Given records:
/---
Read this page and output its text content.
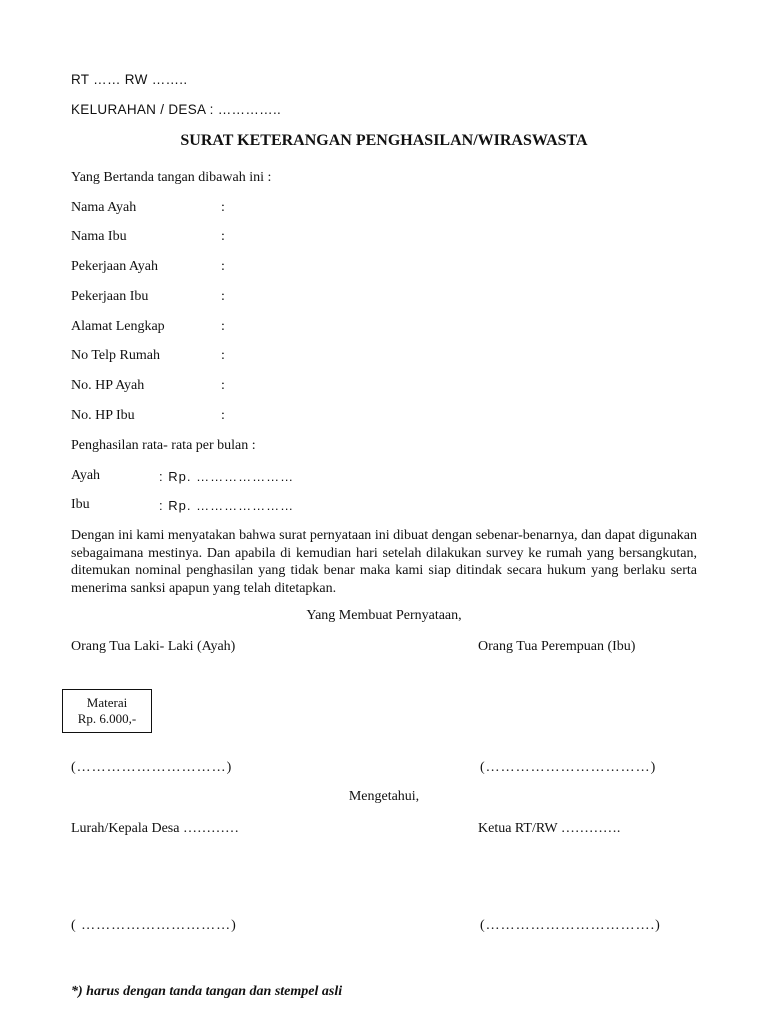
RT …… RW ……..
KELURAHAN / DESA : …………..
SURAT KETERANGAN PENGHASILAN/WIRASWASTA
Yang Bertanda tangan dibawah ini :
Nama Ayah	:
Nama Ibu	:
Pekerjaan Ayah	:
Pekerjaan Ibu	:
Alamat Lengkap	:
No Telp Rumah	:
No. HP Ayah	:
No. HP Ibu	:
Penghasilan rata- rata per bulan :
Ayah	: Rp. …………………
Ibu	: Rp. …………………
Dengan ini kami menyatakan bahwa surat pernyataan ini dibuat dengan sebenar-benarnya, dan dapat digunakan sebagaimana mestinya. Dan apabila di kemudian hari setelah dilakukan survey ke rumah yang bersangkutan, ditemukan nominal penghasilan yang tidak benar maka kami siap ditindak secara hukum yang berlaku serta menerima sanksi apapun yang telah ditetapkan.
Yang Membuat Pernyataan,
Orang Tua Laki- Laki (Ayah)	Orang Tua Perempuan (Ibu)
Materai
Rp. 6.000,-
(…………………………)	(……………………………)
Mengetahui,
Lurah/Kepala Desa …………	Ketua RT/RW ………….
( …………………………)	(…………………………….)
*) harus dengan tanda tangan dan stempel asli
\---
Exercise brief: Every entry above needs to be retyped exactly; drop the pictures.

Complete output:
Read this page and output its text content.
RT …… RW ……..
KELURAHAN / DESA : …………..
SURAT KETERANGAN PENGHASILAN/WIRASWASTA
Yang Bertanda tangan dibawah ini :
Nama Ayah	:
Nama Ibu	:
Pekerjaan Ayah	:
Pekerjaan Ibu	:
Alamat Lengkap	:
No Telp Rumah	:
No. HP Ayah	:
No. HP Ibu	:
Penghasilan rata- rata per bulan :
Ayah	: Rp. …………………
Ibu	: Rp. …………………
Dengan ini kami menyatakan bahwa surat pernyataan ini dibuat dengan sebenar-benarnya, dan dapat digunakan sebagaimana mestinya. Dan apabila di kemudian hari setelah dilakukan survey ke rumah yang bersangkutan, ditemukan nominal penghasilan yang tidak benar maka kami siap ditindak secara hukum yang berlaku serta menerima sanksi apapun yang telah ditetapkan.
Yang Membuat Pernyataan,
Orang Tua Laki- Laki (Ayah)	Orang Tua Perempuan (Ibu)
Materai
Rp. 6.000,-
(…………………………)	(……………………………)
Mengetahui,
Lurah/Kepala Desa …………	Ketua RT/RW ………….
( …………………………)	(…………………………….)
*) harus dengan tanda tangan dan stempel asli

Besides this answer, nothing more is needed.